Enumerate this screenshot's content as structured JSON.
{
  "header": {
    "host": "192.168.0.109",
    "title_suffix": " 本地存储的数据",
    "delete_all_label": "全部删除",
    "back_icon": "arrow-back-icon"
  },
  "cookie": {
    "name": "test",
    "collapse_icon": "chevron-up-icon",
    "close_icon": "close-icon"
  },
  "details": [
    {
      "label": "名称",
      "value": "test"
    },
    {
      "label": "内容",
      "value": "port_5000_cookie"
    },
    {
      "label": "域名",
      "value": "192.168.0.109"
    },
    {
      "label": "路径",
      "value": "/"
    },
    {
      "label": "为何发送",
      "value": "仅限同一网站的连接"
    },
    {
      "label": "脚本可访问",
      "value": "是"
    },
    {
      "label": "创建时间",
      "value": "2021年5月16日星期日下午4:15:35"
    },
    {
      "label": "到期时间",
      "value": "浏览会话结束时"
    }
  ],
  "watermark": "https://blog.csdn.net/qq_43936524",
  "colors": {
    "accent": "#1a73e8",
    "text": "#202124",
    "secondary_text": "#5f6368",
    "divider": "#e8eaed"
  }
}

########

* What is required: Copy the records above exactly.

* Expected answer:
Enumerate this screenshot's content as structured JSON.
{
  "header": {
    "host": "192.168.0.109",
    "title_suffix": " 本地存储的数据",
    "delete_all_label": "全部删除",
    "back_icon": "arrow-back-icon"
  },
  "cookie": {
    "name": "test",
    "collapse_icon": "chevron-up-icon",
    "close_icon": "close-icon"
  },
  "details": [
    {
      "label": "名称",
      "value": "test"
    },
    {
      "label": "内容",
      "value": "port_5000_cookie"
    },
    {
      "label": "域名",
      "value": "192.168.0.109"
    },
    {
      "label": "路径",
      "value": "/"
    },
    {
      "label": "为何发送",
      "value": "仅限同一网站的连接"
    },
    {
      "label": "脚本可访问",
      "value": "是"
    },
    {
      "label": "创建时间",
      "value": "2021年5月16日星期日下午4:15:35"
    },
    {
      "label": "到期时间",
      "value": "浏览会话结束时"
    }
  ],
  "watermark": "https://blog.csdn.net/qq_43936524",
  "colors": {
    "accent": "#1a73e8",
    "text": "#202124",
    "secondary_text": "#5f6368",
    "divider": "#e8eaed"
  }
}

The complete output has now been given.